### Stored records

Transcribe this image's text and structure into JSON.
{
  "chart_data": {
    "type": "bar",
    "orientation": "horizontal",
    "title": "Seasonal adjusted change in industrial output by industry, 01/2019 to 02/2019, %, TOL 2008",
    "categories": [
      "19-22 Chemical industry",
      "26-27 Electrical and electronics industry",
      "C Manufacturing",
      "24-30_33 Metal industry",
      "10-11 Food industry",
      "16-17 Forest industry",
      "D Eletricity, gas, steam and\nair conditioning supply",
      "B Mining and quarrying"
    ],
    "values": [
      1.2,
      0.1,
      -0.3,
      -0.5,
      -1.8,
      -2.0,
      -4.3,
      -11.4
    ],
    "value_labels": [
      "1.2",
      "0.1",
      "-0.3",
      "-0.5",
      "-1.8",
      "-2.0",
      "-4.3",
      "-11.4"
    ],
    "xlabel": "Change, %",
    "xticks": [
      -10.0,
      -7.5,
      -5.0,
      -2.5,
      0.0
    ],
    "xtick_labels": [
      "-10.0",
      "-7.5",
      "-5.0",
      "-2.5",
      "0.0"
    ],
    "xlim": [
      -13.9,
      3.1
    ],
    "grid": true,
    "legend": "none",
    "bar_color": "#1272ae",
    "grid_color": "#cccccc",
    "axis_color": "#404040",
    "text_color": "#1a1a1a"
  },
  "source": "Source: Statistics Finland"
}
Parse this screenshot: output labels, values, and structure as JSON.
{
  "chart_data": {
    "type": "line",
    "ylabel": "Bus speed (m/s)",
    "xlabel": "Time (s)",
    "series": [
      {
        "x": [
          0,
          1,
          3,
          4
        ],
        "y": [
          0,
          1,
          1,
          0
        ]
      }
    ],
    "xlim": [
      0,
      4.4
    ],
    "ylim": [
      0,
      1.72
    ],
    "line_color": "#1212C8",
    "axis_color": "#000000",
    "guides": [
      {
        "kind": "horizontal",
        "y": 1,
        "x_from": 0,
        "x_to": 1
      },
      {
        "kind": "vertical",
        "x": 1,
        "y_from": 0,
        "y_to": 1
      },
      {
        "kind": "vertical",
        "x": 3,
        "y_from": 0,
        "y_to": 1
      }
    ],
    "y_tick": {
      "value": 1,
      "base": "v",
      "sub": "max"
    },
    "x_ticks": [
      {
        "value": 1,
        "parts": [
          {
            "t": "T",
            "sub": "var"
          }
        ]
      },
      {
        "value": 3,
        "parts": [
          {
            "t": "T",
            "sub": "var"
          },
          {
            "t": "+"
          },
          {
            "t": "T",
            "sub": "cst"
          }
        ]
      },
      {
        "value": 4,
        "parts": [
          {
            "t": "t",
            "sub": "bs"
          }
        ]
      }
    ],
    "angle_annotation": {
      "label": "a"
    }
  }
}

######

# What the task requires
Pull out every line of the records above that contains the word "output".

# Reply to the exercise
    "title": "Seasonal adjusted change in industrial output by industry, 01/2019 to 02/2019, %, TOL 2008",
Parse this screenshot: output labels, values, and structure as JSON.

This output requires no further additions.